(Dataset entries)
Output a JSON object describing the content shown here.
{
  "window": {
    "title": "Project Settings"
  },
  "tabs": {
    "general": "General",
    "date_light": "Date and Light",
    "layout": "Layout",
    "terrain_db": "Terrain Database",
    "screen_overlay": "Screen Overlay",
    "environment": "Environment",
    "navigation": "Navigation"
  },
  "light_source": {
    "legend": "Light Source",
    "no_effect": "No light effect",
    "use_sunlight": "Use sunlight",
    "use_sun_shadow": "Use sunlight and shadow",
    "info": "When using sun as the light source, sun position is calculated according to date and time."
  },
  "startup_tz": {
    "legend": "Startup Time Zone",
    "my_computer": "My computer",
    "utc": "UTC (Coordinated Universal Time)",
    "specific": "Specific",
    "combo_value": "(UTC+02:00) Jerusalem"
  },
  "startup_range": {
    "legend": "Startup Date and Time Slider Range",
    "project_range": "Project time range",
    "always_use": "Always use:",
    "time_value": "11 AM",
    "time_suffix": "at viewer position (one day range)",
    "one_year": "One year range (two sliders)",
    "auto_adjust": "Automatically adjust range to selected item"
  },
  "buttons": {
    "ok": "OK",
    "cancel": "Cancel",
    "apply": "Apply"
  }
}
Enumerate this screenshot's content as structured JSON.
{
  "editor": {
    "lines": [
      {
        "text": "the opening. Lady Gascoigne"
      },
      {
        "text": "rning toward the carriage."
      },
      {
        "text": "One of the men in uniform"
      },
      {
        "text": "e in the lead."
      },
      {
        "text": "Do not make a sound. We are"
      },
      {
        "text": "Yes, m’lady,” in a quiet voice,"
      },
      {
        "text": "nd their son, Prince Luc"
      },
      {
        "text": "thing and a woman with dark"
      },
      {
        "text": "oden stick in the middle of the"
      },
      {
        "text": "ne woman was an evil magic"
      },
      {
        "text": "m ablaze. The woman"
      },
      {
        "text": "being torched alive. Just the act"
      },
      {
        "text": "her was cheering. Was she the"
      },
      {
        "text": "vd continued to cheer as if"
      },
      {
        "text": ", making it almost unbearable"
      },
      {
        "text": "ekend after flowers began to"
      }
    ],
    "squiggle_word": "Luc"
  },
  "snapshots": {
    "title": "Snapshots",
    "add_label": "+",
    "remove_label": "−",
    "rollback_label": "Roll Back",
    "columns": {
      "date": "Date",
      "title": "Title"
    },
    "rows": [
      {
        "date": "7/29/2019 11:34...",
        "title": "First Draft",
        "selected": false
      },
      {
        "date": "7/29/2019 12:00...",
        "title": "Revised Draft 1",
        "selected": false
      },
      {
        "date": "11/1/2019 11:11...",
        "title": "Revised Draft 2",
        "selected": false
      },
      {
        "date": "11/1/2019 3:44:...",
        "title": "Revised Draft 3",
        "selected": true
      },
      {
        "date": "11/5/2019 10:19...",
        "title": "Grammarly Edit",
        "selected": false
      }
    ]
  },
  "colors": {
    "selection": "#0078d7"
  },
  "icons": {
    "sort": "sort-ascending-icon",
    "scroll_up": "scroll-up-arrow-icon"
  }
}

* [The problem] Search the records above for the string "position". Copy every line that contains it.

* [Written solution]
    "info": "When using sun as the light source, sun position is calculated according to date and time."
    "time_suffix": "at viewer position (one day range)",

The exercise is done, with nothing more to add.